(Stored data entries)
▼
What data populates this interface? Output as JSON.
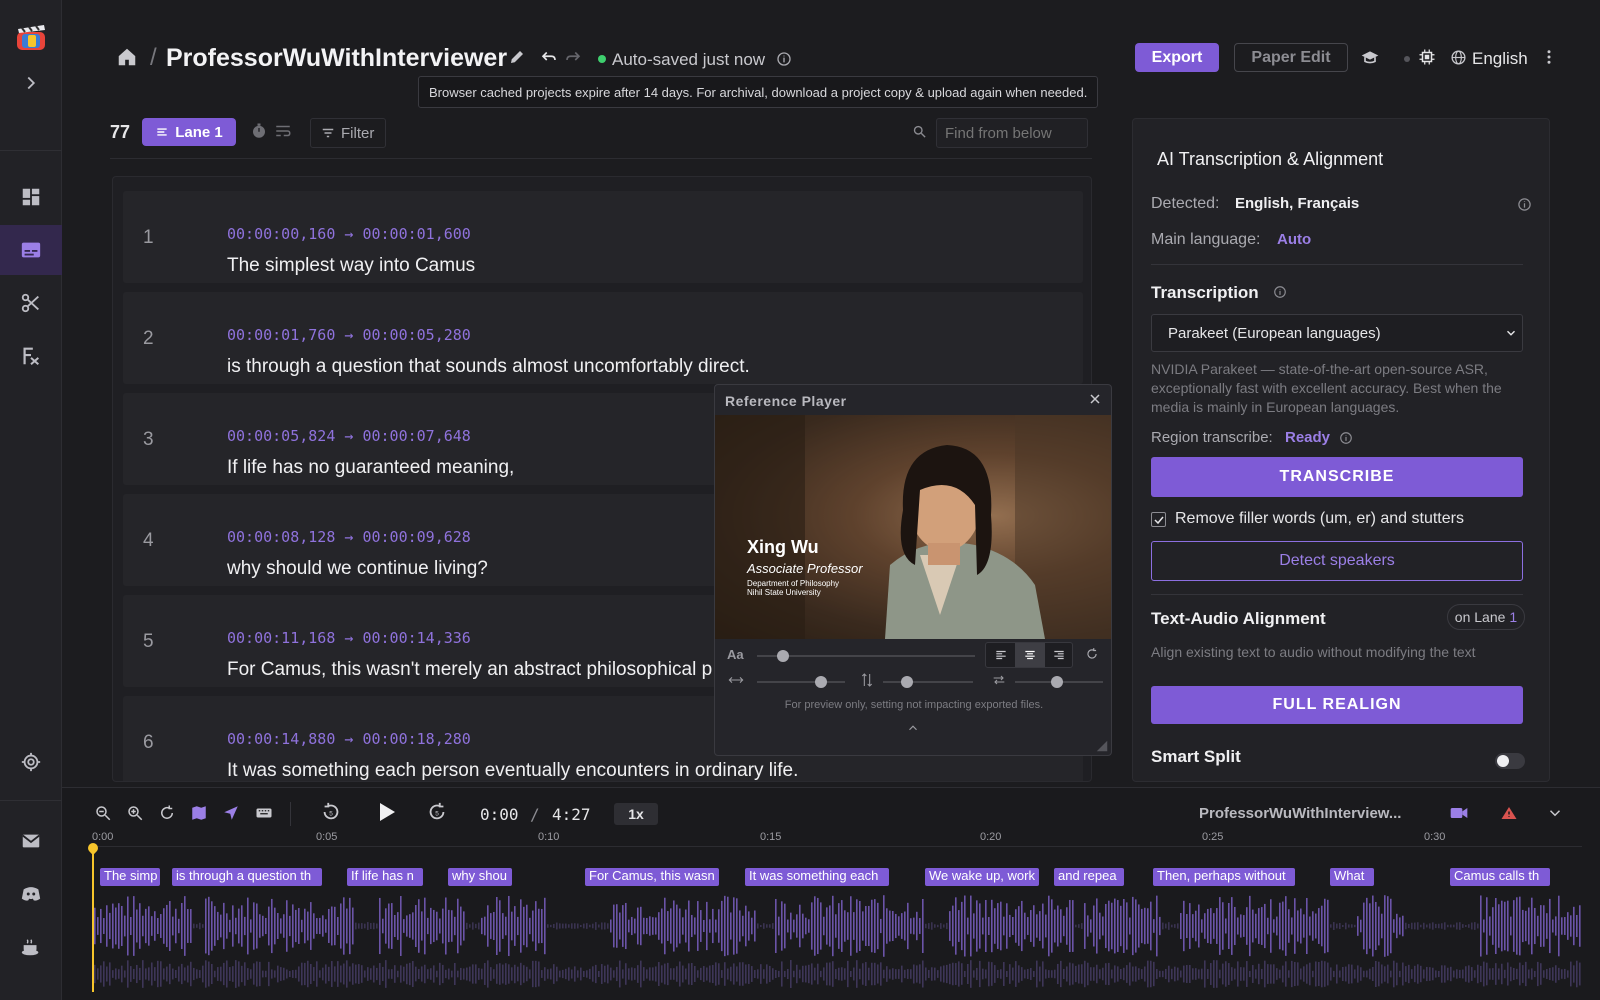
{
  "header": {
    "title": "ProfessorWuWithInterviewer",
    "autosave": "Auto-saved just now",
    "export_label": "Export",
    "paper_edit_label": "Paper Edit",
    "language": "English",
    "tooltip": "Browser cached projects expire after 14 days. For archival, download a project copy & upload again when needed."
  },
  "toolbar": {
    "count": "77",
    "lane_label": "Lane 1",
    "filter_label": "Filter",
    "search_placeholder": "Find from below"
  },
  "segments": [
    {
      "num": "1",
      "time": "00:00:00,160 → 00:00:01,600",
      "text": "The simplest way into Camus"
    },
    {
      "num": "2",
      "time": "00:00:01,760 → 00:00:05,280",
      "text": "is through a question that sounds almost uncomfortably direct."
    },
    {
      "num": "3",
      "time": "00:00:05,824 → 00:00:07,648",
      "text": "If life has no guaranteed meaning,"
    },
    {
      "num": "4",
      "time": "00:00:08,128 → 00:00:09,628",
      "text": "why should we continue living?"
    },
    {
      "num": "5",
      "time": "00:00:11,168 → 00:00:14,336",
      "text": "For Camus, this wasn't merely an abstract philosophical p"
    },
    {
      "num": "6",
      "time": "00:00:14,880 → 00:00:18,280",
      "text": "It was something each person eventually encounters in ordinary life."
    }
  ],
  "player": {
    "title": "Reference Player",
    "name": "Xing Wu",
    "role": "Associate Professor",
    "dept": "Department of Philosophy",
    "univ": "Nihil State University",
    "font_label": "Aa",
    "note": "For preview only, setting not impacting exported files."
  },
  "panel": {
    "title": "AI Transcription & Alignment",
    "detected_label": "Detected:",
    "detected_value": "English, Français",
    "main_lang_label": "Main language:",
    "main_lang_value": "Auto",
    "transcription_label": "Transcription",
    "model_selected": "Parakeet (European languages)",
    "model_desc_1": "NVIDIA Parakeet — state-of-the-art open-source ASR,",
    "model_desc_2": "exceptionally fast with excellent accuracy. Best when the",
    "model_desc_3": "media is mainly in European languages.",
    "region_label": "Region transcribe:",
    "region_value": "Ready",
    "transcribe_label": "TRANSCRIBE",
    "filler_label": "Remove filler words (um, er) and stutters",
    "detect_speakers_label": "Detect speakers",
    "alignment_label": "Text-Audio Alignment",
    "alignment_lane_prefix": "on Lane",
    "alignment_lane_num": "1",
    "alignment_desc": "Align existing text to audio without modifying the text",
    "full_realign_label": "FULL REALIGN",
    "smart_split_label": "Smart Split"
  },
  "timeline": {
    "current": "0:00",
    "separator": "/",
    "total": "4:27",
    "speed": "1x",
    "project": "ProfessorWuWithInterview...",
    "ruler": [
      "0:00",
      "0:05",
      "0:10",
      "0:15",
      "0:20",
      "0:25",
      "0:30"
    ],
    "clips": [
      "The simp",
      "is through a question th",
      "If life has n",
      "why shou",
      "For Camus, this wasn",
      "It was something each",
      "We wake up, work",
      "and repea",
      "Then, perhaps without",
      "What",
      "Camus calls th"
    ]
  },
  "colors": {
    "accent": "#7e5bd6",
    "accent_text": "#9b7fe6",
    "background": "#1c1c1f",
    "status_green": "#3ecf6e"
  }
}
▲
Problem to work on:
Copy out all lines where the word "languages" appears.

Task solution:
    "model_selected": "Parakeet (European languages)",
    "model_desc_3": "media is mainly in European languages.",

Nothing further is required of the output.